Exercise brief: In the copy, keep every record exact and leave out all images.
⟨
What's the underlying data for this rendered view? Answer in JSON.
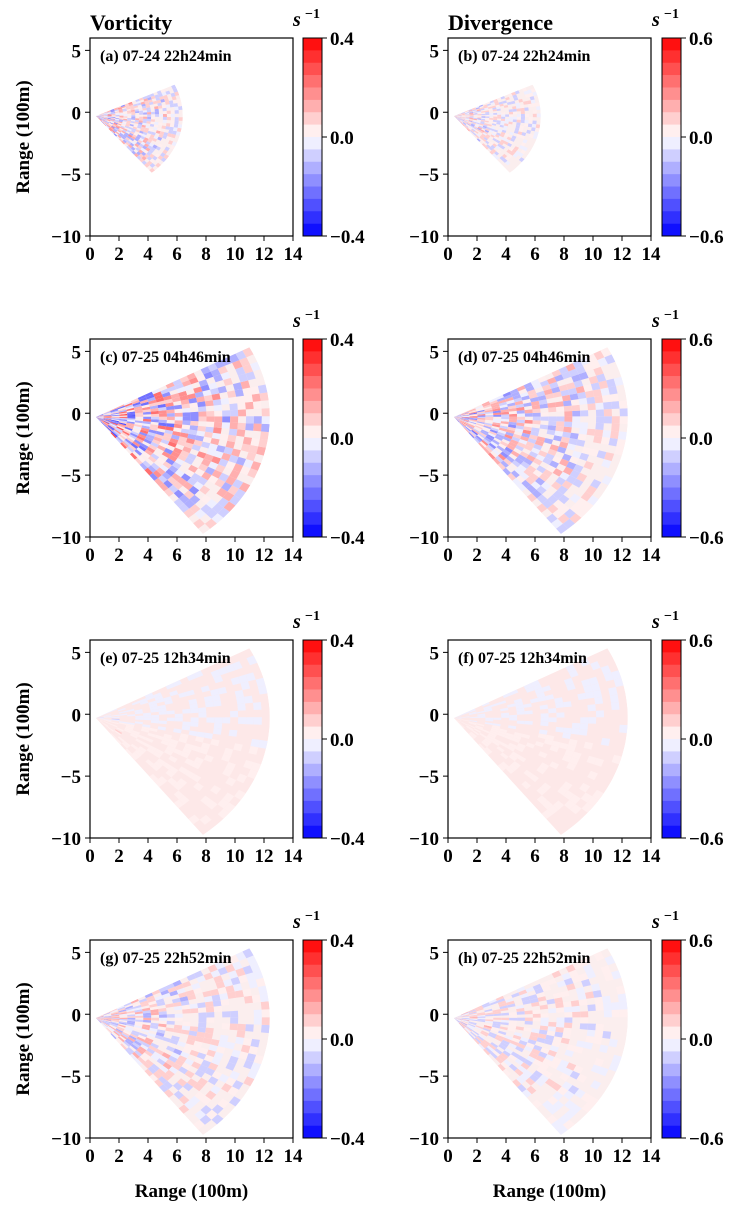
{
  "column_titles": [
    "Vorticity",
    "Divergence"
  ],
  "colorbar_unit": "s",
  "colorbar_unit_exponent": "−1",
  "chart_data": {
    "type": "heatmap",
    "xlabel": "Range (100m)",
    "ylabel": "Range (100m)",
    "xlim": [
      0,
      14
    ],
    "ylim": [
      -10,
      6
    ],
    "x_ticks": [
      "0",
      "2",
      "4",
      "6",
      "8",
      "10",
      "12",
      "14"
    ],
    "y_ticks": [
      "5",
      "0",
      "−5",
      "−10"
    ],
    "colormap": {
      "low": "#0000ff",
      "mid": "#ffffff",
      "high": "#ff0000",
      "levels": 16
    },
    "colorbars": [
      {
        "field": "Vorticity",
        "ticks": [
          "0.4",
          "0.0",
          "−0.4"
        ],
        "vmin": -0.4,
        "vmax": 0.4
      },
      {
        "field": "Divergence",
        "ticks": [
          "0.6",
          "0.0",
          "−0.6"
        ],
        "vmin": -0.6,
        "vmax": 0.6
      }
    ],
    "panels": [
      {
        "label": "(a) 07-24 22h24min",
        "field": "Vorticity",
        "sector_radius": 6,
        "theta_range_deg": [
          -50,
          25
        ],
        "activity": 0.55,
        "seed": 3
      },
      {
        "label": "(b) 07-24 22h24min",
        "field": "Divergence",
        "sector_radius": 6,
        "theta_range_deg": [
          -50,
          25
        ],
        "activity": 0.35,
        "seed": 7
      },
      {
        "label": "(c) 07-25 04h46min",
        "field": "Vorticity",
        "sector_radius": 12,
        "theta_range_deg": [
          -52,
          28
        ],
        "activity": 0.75,
        "seed": 11
      },
      {
        "label": "(d) 07-25 04h46min",
        "field": "Divergence",
        "sector_radius": 12,
        "theta_range_deg": [
          -52,
          28
        ],
        "activity": 0.55,
        "seed": 19
      },
      {
        "label": "(e) 07-25 12h34min",
        "field": "Vorticity",
        "sector_radius": 12,
        "theta_range_deg": [
          -52,
          28
        ],
        "activity": 0.12,
        "seed": 23
      },
      {
        "label": "(f) 07-25 12h34min",
        "field": "Divergence",
        "sector_radius": 12,
        "theta_range_deg": [
          -52,
          28
        ],
        "activity": 0.1,
        "seed": 29
      },
      {
        "label": "(g) 07-25 22h52min",
        "field": "Vorticity",
        "sector_radius": 12,
        "theta_range_deg": [
          -52,
          28
        ],
        "activity": 0.4,
        "seed": 31
      },
      {
        "label": "(h) 07-25 22h52min",
        "field": "Divergence",
        "sector_radius": 12,
        "theta_range_deg": [
          -52,
          28
        ],
        "activity": 0.3,
        "seed": 37
      }
    ]
  }
}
⟩
The response:
What's the underlying data for this rendered view? Answer in JSON.
{
  "column_titles": [
    "Vorticity",
    "Divergence"
  ],
  "colorbar_unit": "s",
  "colorbar_unit_exponent": "−1",
  "chart_data": {
    "type": "heatmap",
    "xlabel": "Range (100m)",
    "ylabel": "Range (100m)",
    "xlim": [
      0,
      14
    ],
    "ylim": [
      -10,
      6
    ],
    "x_ticks": [
      "0",
      "2",
      "4",
      "6",
      "8",
      "10",
      "12",
      "14"
    ],
    "y_ticks": [
      "5",
      "0",
      "−5",
      "−10"
    ],
    "colormap": {
      "low": "#0000ff",
      "mid": "#ffffff",
      "high": "#ff0000",
      "levels": 16
    },
    "colorbars": [
      {
        "field": "Vorticity",
        "ticks": [
          "0.4",
          "0.0",
          "−0.4"
        ],
        "vmin": -0.4,
        "vmax": 0.4
      },
      {
        "field": "Divergence",
        "ticks": [
          "0.6",
          "0.0",
          "−0.6"
        ],
        "vmin": -0.6,
        "vmax": 0.6
      }
    ],
    "panels": [
      {
        "label": "(a) 07-24 22h24min",
        "field": "Vorticity",
        "sector_radius": 6,
        "theta_range_deg": [
          -50,
          25
        ],
        "activity": 0.55,
        "seed": 3
      },
      {
        "label": "(b) 07-24 22h24min",
        "field": "Divergence",
        "sector_radius": 6,
        "theta_range_deg": [
          -50,
          25
        ],
        "activity": 0.35,
        "seed": 7
      },
      {
        "label": "(c) 07-25 04h46min",
        "field": "Vorticity",
        "sector_radius": 12,
        "theta_range_deg": [
          -52,
          28
        ],
        "activity": 0.75,
        "seed": 11
      },
      {
        "label": "(d) 07-25 04h46min",
        "field": "Divergence",
        "sector_radius": 12,
        "theta_range_deg": [
          -52,
          28
        ],
        "activity": 0.55,
        "seed": 19
      },
      {
        "label": "(e) 07-25 12h34min",
        "field": "Vorticity",
        "sector_radius": 12,
        "theta_range_deg": [
          -52,
          28
        ],
        "activity": 0.12,
        "seed": 23
      },
      {
        "label": "(f) 07-25 12h34min",
        "field": "Divergence",
        "sector_radius": 12,
        "theta_range_deg": [
          -52,
          28
        ],
        "activity": 0.1,
        "seed": 29
      },
      {
        "label": "(g) 07-25 22h52min",
        "field": "Vorticity",
        "sector_radius": 12,
        "theta_range_deg": [
          -52,
          28
        ],
        "activity": 0.4,
        "seed": 31
      },
      {
        "label": "(h) 07-25 22h52min",
        "field": "Divergence",
        "sector_radius": 12,
        "theta_range_deg": [
          -52,
          28
        ],
        "activity": 0.3,
        "seed": 37
      }
    ]
  }
}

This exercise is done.